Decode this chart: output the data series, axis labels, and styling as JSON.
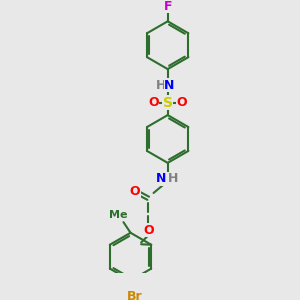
{
  "background_color": "#e8e8e8",
  "bond_color": "#2d6e2d",
  "colors": {
    "N": "#0000ff",
    "O": "#ff0000",
    "S": "#cccc00",
    "F": "#cc00cc",
    "Br": "#cc8800",
    "H": "#808080",
    "Me": "#2d6e2d"
  },
  "figsize": [
    3.0,
    3.0
  ],
  "dpi": 100
}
____
• **Short exercise**:
Go back to the records above and write them out exactly, without the pictures.

• **Correct output**:
Decode this chart: output the data series, axis labels, and styling as JSON.
{
  "background_color": "#e8e8e8",
  "bond_color": "#2d6e2d",
  "colors": {
    "N": "#0000ff",
    "O": "#ff0000",
    "S": "#cccc00",
    "F": "#cc00cc",
    "Br": "#cc8800",
    "H": "#808080",
    "Me": "#2d6e2d"
  },
  "figsize": [
    3.0,
    3.0
  ],
  "dpi": 100
}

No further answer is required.